> [Short task] Pick out each line of the records that includes the string "ylabel", and copy it.

> [Supplied information]
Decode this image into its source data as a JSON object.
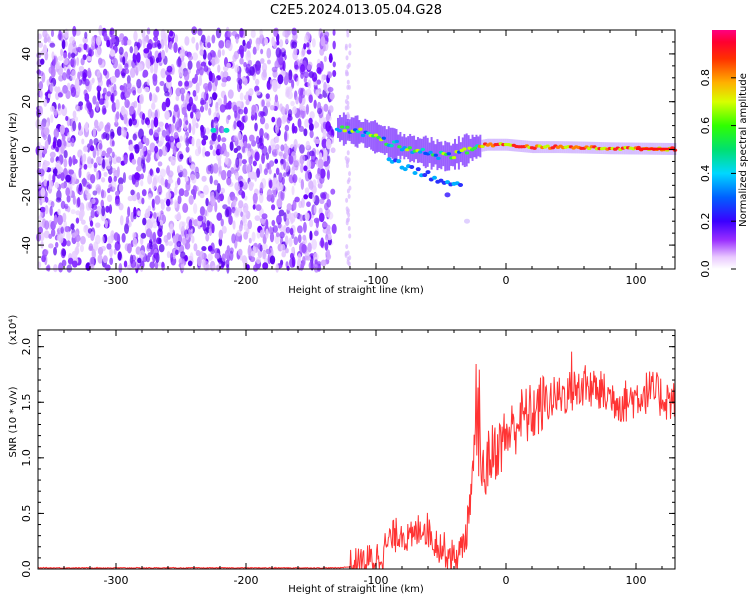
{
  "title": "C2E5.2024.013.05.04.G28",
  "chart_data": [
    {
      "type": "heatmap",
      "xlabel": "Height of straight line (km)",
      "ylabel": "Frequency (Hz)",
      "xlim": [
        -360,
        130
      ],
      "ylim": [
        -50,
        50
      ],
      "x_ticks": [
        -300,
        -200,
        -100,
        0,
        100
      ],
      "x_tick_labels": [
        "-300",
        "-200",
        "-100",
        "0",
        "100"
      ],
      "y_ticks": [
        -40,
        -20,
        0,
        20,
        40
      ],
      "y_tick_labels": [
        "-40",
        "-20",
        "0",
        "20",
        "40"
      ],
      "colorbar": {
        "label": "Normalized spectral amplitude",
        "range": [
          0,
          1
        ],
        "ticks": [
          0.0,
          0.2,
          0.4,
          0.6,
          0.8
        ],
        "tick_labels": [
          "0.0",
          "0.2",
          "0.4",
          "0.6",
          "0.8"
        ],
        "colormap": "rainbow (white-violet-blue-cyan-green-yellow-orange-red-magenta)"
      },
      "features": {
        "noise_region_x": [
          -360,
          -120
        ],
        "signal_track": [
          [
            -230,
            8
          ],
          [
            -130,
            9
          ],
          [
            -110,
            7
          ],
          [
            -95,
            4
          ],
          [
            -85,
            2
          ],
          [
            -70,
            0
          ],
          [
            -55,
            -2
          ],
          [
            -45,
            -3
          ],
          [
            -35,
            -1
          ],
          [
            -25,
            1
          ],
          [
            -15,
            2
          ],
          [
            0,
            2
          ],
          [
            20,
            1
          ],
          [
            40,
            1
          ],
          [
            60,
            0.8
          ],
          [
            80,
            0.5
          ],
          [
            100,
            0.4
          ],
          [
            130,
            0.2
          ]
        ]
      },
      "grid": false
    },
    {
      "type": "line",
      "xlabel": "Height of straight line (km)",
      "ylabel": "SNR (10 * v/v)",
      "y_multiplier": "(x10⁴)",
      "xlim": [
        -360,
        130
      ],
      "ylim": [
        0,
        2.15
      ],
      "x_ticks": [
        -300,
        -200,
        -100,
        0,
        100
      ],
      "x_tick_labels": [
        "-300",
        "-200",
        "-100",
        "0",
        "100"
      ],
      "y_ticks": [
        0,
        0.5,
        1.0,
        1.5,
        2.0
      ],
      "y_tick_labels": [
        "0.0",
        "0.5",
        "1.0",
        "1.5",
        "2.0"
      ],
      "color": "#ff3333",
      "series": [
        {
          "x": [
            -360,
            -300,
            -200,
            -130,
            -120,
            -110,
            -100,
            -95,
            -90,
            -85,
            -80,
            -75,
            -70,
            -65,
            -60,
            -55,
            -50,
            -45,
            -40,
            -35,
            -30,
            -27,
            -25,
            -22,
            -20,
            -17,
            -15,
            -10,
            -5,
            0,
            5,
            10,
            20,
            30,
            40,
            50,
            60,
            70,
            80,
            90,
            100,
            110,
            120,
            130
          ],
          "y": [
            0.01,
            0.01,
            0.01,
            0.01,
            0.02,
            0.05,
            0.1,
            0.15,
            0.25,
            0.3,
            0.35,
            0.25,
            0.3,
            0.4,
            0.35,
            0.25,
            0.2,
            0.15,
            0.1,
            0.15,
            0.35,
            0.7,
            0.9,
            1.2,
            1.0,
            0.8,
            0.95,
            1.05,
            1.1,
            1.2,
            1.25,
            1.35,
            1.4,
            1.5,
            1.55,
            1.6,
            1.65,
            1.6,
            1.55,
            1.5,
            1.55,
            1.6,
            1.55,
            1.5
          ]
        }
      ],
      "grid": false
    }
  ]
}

> [The reply]
      "ylabel": "Frequency (Hz)",
      "ylabel": "SNR (10 * v/v)",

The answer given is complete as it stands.